- [RECORDS PROVIDED]:
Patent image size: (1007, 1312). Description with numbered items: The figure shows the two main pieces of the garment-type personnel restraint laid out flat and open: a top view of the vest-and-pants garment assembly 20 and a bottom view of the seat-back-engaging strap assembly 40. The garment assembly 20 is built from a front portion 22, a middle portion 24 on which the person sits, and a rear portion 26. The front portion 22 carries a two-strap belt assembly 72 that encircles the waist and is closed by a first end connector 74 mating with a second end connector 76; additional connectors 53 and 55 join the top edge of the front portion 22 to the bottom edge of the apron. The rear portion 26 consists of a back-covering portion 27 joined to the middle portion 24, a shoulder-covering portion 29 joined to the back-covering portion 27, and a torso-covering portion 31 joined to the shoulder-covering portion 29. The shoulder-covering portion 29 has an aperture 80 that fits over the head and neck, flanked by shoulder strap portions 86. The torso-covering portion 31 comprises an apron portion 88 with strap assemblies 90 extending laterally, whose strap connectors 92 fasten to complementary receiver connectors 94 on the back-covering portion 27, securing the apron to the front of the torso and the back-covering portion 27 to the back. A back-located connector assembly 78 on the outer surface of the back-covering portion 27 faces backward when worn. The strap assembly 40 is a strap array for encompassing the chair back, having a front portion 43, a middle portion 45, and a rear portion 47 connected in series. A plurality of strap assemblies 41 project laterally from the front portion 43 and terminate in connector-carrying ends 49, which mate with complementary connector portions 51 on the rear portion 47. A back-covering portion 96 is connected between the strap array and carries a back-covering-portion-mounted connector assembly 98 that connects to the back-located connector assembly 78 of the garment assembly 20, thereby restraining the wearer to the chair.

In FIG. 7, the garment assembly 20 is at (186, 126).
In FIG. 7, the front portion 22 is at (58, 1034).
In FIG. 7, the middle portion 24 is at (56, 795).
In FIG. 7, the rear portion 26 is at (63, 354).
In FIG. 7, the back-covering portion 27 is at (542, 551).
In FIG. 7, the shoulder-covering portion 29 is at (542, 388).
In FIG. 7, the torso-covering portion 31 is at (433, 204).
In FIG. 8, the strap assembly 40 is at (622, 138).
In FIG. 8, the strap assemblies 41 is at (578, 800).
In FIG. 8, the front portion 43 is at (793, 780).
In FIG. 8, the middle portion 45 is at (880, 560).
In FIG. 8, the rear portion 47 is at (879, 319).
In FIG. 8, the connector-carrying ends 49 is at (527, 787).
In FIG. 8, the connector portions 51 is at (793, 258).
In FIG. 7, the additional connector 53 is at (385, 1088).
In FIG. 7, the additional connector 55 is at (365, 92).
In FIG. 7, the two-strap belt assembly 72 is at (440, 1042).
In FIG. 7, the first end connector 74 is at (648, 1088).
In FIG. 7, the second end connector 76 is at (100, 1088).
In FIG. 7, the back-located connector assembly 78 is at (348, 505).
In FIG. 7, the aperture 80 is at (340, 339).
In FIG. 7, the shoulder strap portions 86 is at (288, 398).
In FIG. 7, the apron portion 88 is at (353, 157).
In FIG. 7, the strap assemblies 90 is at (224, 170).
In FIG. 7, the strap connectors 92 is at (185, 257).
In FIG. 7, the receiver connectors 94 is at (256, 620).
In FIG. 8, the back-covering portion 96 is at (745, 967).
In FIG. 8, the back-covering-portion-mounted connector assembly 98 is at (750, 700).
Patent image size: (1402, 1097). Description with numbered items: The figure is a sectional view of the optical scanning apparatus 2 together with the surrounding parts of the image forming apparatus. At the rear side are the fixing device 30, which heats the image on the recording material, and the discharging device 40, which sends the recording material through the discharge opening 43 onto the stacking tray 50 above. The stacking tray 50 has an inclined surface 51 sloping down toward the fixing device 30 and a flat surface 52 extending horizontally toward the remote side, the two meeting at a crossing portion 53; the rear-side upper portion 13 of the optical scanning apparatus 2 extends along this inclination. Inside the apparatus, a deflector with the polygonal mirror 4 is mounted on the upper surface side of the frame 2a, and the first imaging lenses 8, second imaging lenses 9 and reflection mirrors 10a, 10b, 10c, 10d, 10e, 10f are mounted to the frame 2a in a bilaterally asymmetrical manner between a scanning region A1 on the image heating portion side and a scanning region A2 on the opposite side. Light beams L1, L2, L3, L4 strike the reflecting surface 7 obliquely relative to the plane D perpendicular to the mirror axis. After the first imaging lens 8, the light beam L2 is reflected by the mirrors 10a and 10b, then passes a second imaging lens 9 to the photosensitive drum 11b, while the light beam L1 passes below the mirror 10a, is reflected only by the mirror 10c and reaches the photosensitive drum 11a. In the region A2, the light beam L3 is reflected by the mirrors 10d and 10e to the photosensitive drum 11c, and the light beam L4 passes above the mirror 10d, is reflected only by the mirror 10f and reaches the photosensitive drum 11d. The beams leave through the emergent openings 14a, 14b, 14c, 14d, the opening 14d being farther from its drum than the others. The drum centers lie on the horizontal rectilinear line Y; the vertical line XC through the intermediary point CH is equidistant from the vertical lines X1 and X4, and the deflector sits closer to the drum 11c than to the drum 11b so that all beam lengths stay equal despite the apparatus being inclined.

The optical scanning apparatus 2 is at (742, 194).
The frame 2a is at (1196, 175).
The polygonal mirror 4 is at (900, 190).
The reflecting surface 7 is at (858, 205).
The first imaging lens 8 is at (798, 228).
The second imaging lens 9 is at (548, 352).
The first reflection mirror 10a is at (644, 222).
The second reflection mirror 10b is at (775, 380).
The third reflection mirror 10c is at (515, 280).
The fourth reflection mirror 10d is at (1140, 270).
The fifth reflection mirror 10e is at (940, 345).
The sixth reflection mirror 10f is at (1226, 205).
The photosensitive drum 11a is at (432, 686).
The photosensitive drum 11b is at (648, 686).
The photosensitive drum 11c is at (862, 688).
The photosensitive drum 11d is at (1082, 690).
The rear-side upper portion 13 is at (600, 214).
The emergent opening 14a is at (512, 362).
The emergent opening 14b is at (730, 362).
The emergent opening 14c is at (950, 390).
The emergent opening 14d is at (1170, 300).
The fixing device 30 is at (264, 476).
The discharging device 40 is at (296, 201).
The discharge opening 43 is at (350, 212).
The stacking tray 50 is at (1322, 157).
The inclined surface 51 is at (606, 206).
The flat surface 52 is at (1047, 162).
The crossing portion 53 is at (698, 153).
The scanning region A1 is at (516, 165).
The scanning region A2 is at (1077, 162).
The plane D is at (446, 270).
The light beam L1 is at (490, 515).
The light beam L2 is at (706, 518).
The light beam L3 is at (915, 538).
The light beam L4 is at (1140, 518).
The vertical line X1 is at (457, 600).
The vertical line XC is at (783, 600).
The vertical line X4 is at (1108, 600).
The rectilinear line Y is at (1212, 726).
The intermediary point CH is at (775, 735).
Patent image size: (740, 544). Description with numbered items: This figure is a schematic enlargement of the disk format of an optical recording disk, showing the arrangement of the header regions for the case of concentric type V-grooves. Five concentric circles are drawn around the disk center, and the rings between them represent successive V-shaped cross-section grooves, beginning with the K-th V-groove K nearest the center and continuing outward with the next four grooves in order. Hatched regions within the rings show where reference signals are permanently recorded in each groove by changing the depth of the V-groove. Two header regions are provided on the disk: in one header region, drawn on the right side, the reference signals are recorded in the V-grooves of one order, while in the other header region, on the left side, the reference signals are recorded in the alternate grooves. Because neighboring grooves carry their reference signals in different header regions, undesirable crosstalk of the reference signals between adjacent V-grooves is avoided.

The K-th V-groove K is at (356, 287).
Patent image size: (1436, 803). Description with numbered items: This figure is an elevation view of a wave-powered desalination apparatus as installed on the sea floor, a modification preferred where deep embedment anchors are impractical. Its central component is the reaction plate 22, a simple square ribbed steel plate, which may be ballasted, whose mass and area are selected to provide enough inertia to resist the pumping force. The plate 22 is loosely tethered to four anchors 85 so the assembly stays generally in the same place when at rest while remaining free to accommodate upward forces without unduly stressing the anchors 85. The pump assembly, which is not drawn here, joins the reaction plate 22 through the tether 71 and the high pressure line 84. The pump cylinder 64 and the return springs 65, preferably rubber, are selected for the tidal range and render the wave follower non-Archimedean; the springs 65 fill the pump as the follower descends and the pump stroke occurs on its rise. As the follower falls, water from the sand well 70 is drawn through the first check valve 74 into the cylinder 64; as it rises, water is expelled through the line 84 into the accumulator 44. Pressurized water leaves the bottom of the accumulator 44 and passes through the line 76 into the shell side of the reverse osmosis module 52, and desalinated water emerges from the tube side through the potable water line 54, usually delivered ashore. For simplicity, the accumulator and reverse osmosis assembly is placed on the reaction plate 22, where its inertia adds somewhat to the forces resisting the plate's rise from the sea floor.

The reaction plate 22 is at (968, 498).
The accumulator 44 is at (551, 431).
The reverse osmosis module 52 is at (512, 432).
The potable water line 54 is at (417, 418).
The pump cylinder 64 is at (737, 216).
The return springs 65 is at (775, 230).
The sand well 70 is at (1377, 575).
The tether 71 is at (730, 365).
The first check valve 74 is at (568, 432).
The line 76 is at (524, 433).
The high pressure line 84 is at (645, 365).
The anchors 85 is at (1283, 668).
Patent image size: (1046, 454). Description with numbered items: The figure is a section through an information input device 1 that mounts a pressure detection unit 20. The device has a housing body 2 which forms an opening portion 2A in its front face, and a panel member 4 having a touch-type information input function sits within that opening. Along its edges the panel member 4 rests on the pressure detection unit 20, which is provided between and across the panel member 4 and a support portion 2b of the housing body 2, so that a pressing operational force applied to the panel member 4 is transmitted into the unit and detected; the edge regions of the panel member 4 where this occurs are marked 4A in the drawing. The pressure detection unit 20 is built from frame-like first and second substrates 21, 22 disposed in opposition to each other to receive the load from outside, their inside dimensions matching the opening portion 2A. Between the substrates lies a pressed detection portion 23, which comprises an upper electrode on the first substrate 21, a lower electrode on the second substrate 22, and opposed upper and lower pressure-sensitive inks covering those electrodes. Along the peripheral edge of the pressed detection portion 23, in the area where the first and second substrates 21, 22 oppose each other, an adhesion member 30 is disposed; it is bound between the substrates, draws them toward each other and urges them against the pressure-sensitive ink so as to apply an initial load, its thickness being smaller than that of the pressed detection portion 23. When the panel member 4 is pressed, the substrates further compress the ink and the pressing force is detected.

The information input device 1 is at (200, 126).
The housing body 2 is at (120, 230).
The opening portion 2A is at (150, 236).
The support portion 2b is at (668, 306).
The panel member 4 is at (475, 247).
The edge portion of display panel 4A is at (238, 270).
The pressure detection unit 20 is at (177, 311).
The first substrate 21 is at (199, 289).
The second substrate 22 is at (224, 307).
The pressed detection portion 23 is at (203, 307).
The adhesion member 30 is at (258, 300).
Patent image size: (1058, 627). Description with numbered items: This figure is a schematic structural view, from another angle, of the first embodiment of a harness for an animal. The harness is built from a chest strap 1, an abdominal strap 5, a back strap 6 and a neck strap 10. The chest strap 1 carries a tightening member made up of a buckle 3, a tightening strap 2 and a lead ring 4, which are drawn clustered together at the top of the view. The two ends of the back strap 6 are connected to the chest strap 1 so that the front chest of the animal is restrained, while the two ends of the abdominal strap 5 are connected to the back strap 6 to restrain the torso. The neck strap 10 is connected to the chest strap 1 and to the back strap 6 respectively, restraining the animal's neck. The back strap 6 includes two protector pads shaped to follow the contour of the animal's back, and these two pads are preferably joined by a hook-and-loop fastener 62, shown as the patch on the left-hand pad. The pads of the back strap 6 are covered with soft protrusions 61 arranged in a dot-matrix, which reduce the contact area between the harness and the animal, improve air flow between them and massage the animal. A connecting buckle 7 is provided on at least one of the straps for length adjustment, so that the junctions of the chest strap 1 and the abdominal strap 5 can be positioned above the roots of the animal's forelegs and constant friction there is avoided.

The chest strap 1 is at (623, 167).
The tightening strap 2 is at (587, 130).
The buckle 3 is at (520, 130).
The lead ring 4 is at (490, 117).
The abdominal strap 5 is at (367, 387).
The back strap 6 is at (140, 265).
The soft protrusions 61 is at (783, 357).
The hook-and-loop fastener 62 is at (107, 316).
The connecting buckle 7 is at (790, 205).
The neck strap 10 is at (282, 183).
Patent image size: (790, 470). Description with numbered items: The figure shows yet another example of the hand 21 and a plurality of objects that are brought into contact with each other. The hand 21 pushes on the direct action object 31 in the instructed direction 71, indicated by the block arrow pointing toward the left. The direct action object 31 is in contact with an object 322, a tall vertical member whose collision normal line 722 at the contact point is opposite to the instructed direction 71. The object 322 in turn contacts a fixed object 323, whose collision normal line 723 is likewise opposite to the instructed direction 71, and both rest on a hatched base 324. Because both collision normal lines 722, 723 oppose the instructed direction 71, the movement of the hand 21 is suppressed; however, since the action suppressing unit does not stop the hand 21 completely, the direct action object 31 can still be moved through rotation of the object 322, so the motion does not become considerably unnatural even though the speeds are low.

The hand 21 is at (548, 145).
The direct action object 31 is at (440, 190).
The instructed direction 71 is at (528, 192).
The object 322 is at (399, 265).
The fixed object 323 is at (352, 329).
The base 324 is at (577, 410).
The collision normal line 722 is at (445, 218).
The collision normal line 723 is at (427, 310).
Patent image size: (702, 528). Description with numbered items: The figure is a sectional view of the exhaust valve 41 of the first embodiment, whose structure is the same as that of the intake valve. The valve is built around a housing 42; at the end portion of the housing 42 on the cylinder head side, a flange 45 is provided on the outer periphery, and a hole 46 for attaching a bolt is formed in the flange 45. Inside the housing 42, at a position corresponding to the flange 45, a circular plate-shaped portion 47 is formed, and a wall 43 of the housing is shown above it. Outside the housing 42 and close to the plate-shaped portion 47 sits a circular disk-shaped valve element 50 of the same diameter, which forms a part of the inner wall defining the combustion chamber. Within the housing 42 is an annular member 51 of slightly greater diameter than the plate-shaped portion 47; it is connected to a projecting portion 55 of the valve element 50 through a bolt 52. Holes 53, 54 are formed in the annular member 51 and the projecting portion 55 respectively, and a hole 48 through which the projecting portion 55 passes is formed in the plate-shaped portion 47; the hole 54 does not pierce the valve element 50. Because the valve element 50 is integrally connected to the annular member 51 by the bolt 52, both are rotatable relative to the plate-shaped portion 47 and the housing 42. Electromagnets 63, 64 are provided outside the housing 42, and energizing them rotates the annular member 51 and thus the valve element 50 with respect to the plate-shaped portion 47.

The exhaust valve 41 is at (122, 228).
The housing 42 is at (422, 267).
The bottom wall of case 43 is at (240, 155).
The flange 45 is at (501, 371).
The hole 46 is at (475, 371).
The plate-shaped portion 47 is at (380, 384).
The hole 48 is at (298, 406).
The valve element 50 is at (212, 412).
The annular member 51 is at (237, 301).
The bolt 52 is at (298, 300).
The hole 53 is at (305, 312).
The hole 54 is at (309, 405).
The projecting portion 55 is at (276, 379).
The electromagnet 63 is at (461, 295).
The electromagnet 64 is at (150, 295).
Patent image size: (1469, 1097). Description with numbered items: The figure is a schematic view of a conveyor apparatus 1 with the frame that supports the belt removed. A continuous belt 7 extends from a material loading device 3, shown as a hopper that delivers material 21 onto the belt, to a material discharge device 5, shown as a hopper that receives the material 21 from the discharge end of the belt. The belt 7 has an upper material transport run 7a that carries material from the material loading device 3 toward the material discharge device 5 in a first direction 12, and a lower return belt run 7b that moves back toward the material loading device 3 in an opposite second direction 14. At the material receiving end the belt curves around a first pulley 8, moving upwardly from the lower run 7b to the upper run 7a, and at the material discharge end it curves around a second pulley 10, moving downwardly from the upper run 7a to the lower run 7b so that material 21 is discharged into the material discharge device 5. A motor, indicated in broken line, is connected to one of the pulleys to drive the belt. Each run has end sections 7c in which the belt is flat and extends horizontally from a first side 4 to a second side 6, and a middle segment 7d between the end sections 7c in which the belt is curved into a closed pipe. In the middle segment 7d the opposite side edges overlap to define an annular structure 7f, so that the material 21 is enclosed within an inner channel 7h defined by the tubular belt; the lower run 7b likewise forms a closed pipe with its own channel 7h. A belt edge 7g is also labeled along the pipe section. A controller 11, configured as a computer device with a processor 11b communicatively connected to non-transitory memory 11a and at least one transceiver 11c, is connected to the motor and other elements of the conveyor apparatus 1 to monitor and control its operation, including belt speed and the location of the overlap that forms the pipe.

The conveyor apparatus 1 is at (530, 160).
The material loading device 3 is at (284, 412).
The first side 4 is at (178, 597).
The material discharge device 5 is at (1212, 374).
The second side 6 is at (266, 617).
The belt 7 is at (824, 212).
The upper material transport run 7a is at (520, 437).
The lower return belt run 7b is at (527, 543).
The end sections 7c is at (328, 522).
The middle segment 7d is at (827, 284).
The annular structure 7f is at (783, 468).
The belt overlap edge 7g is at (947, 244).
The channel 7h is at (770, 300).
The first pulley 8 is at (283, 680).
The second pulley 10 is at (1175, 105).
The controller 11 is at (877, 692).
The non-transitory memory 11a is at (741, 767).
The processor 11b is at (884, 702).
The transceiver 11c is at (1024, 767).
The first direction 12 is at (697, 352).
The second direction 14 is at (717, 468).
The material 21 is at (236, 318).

- [SHORT EXERCISE]: Identify each line in the items above that contains the string "groove" and copy those lines. Case counts when matching.

- [WRITTEN RESPONSE]:
Patent image size: (740, 544). Description with numbered items: This figure is a schematic enlargement of the disk format of an optical recording disk, showing the arrangement of the header regions for the case of concentric type V-grooves. Five concentric circles are drawn around the disk center, and the rings between them represent successive V-shaped cross-section grooves, beginning with the K-th V-groove K nearest the center and continuing outward with the next four grooves in order. Hatched regions within the rings show where reference signals are permanently recorded in each groove by changing the depth of the V-groove. Two header regions are provided on the disk: in one header region, drawn on the right side, the reference signals are recorded in the V-grooves of one order, while in the other header region, on the left side, the reference signals are recorded in the alternate grooves. Because neighboring grooves carry their reference signals in different header regions, undesirable crosstalk of the reference signals between adjacent V-grooves is avoided.
The K-th V-groove K is at (356, 287).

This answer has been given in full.